Data records:
━━━━━━━━━━

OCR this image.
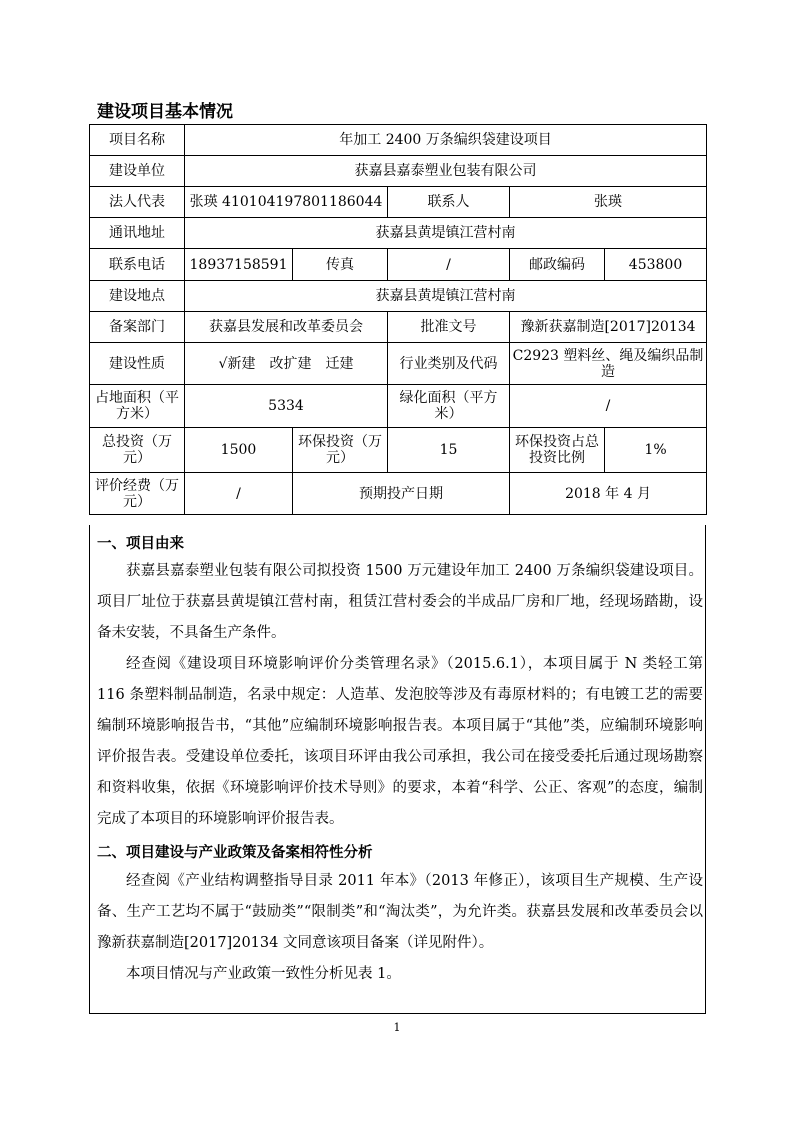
建设项目基本情况
项目名称	年加工 2400 万条编织袋建设项目				
建设单位	获嘉县嘉泰塑业包装有限公司				
法人代表	张瑛 410104197801186044		联系人	张瑛	
通讯地址	获嘉县黄堤镇江营村南				
联系电话	18937158591	传真	/	邮政编码	453800
建设地点	获嘉县黄堤镇江营村南				
备案部门	获嘉县发展和改革委员会		批准文号	豫新获嘉制造[2017]20134	
建设性质	√新建　改扩建　迁建		行业类别及代码	C2923 塑料丝、绳及编织品制造	
占地面积（平方米）	5334		绿化面积（平方米）	/	
总投资（万元）	1500	环保投资（万元）	15	环保投资占总投资比例	1%
评价经费（万元）	/	预期投产日期		2018 年 4 月	
一、项目由来

获嘉县嘉泰塑业包装有限公司拟投资 1500 万元建设年加工 2400 万条编织袋建设项目。项目厂址位于获嘉县黄堤镇江营村南，租赁江营村委会的半成品厂房和厂地，经现场踏勘，设备未安装，不具备生产条件。

经查阅《建设项目环境影响评价分类管理名录》（2015.6.1），本项目属于 N 类轻工第 116 条塑料制品制造，名录中规定：人造革、发泡胶等涉及有毒原材料的；有电镀工艺的需要编制环境影响报告书，“其他”应编制环境影响报告表。本项目属于“其他”类，应编制环境影响评价报告表。受建设单位委托，该项目环评由我公司承担，我公司在接受委托后通过现场勘察和资料收集，依据《环境影响评价技术导则》的要求，本着“科学、公正、客观”的态度，编制完成了本项目的环境影响评价报告表。

二、项目建设与产业政策及备案相符性分析

经查阅《产业结构调整指导目录 2011 年本》（2013 年修正），该项目生产规模、生产设备、生产工艺均不属于“鼓励类”“限制类”和“淘汰类”，为允许类。获嘉县发展和改革委员会以豫新获嘉制造[2017]20134 文同意该项目备案（详见附件）。

本项目情况与产业政策一致性分析见表 1。

1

━━━━━━━━━━

— WORK INSTRUCTIONS —
Leave the pictures out, and transcribe each of the records exactly.

— RESPONSE BELOW —
OCR this image.
建设项目基本情况
项目名称	年加工 2400 万条编织袋建设项目				
建设单位	获嘉县嘉泰塑业包装有限公司				
法人代表	张瑛 410104197801186044		联系人	张瑛	
通讯地址	获嘉县黄堤镇江营村南				
联系电话	18937158591	传真	/	邮政编码	453800
建设地点	获嘉县黄堤镇江营村南				
备案部门	获嘉县发展和改革委员会		批准文号	豫新获嘉制造[2017]20134	
建设性质	√新建　改扩建　迁建		行业类别及代码	C2923 塑料丝、绳及编织品制造	
占地面积（平方米）	5334		绿化面积（平方米）	/	
总投资（万元）	1500	环保投资（万元）	15	环保投资占总投资比例	1%
评价经费（万元）	/	预期投产日期		2018 年 4 月	
一、项目由来

获嘉县嘉泰塑业包装有限公司拟投资 1500 万元建设年加工 2400 万条编织袋建设项目。项目厂址位于获嘉县黄堤镇江营村南，租赁江营村委会的半成品厂房和厂地，经现场踏勘，设备未安装，不具备生产条件。

经查阅《建设项目环境影响评价分类管理名录》（2015.6.1），本项目属于 N 类轻工第 116 条塑料制品制造，名录中规定：人造革、发泡胶等涉及有毒原材料的；有电镀工艺的需要编制环境影响报告书，“其他”应编制环境影响报告表。本项目属于“其他”类，应编制环境影响评价报告表。受建设单位委托，该项目环评由我公司承担，我公司在接受委托后通过现场勘察和资料收集，依据《环境影响评价技术导则》的要求，本着“科学、公正、客观”的态度，编制完成了本项目的环境影响评价报告表。

二、项目建设与产业政策及备案相符性分析

经查阅《产业结构调整指导目录 2011 年本》（2013 年修正），该项目生产规模、生产设备、生产工艺均不属于“鼓励类”“限制类”和“淘汰类”，为允许类。获嘉县发展和改革委员会以豫新获嘉制造[2017]20134 文同意该项目备案（详见附件）。

本项目情况与产业政策一致性分析见表 1。

1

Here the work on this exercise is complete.